Data entries:
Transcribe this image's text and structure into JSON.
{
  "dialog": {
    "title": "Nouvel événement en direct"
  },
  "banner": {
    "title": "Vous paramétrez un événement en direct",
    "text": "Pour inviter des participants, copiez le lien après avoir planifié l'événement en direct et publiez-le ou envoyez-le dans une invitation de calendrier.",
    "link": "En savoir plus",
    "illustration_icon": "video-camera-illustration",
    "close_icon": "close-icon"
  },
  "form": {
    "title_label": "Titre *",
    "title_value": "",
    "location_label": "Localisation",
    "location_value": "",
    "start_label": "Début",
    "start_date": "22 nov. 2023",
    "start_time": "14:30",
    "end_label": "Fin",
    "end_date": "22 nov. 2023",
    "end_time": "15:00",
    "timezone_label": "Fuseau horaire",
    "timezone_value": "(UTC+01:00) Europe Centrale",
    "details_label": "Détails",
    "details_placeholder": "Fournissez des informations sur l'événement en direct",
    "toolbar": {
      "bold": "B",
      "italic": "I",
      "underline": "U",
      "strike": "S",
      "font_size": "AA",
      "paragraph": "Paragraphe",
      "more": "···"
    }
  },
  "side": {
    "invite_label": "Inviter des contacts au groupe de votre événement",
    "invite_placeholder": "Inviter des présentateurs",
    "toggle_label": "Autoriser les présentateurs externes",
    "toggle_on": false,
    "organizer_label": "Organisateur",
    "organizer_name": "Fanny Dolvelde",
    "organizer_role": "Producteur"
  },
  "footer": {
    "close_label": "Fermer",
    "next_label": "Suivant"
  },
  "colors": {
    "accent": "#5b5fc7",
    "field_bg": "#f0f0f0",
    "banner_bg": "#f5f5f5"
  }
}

## [Aim of the exercise]
Restate the whole listing exactly.

## [Exercise result]
Transcribe this image's text and structure into JSON.
{
  "dialog": {
    "title": "Nouvel événement en direct"
  },
  "banner": {
    "title": "Vous paramétrez un événement en direct",
    "text": "Pour inviter des participants, copiez le lien après avoir planifié l'événement en direct et publiez-le ou envoyez-le dans une invitation de calendrier.",
    "link": "En savoir plus",
    "illustration_icon": "video-camera-illustration",
    "close_icon": "close-icon"
  },
  "form": {
    "title_label": "Titre *",
    "title_value": "",
    "location_label": "Localisation",
    "location_value": "",
    "start_label": "Début",
    "start_date": "22 nov. 2023",
    "start_time": "14:30",
    "end_label": "Fin",
    "end_date": "22 nov. 2023",
    "end_time": "15:00",
    "timezone_label": "Fuseau horaire",
    "timezone_value": "(UTC+01:00) Europe Centrale",
    "details_label": "Détails",
    "details_placeholder": "Fournissez des informations sur l'événement en direct",
    "toolbar": {
      "bold": "B",
      "italic": "I",
      "underline": "U",
      "strike": "S",
      "font_size": "AA",
      "paragraph": "Paragraphe",
      "more": "···"
    }
  },
  "side": {
    "invite_label": "Inviter des contacts au groupe de votre événement",
    "invite_placeholder": "Inviter des présentateurs",
    "toggle_label": "Autoriser les présentateurs externes",
    "toggle_on": false,
    "organizer_label": "Organisateur",
    "organizer_name": "Fanny Dolvelde",
    "organizer_role": "Producteur"
  },
  "footer": {
    "close_label": "Fermer",
    "next_label": "Suivant"
  },
  "colors": {
    "accent": "#5b5fc7",
    "field_bg": "#f0f0f0",
    "banner_bg": "#f5f5f5"
  }
}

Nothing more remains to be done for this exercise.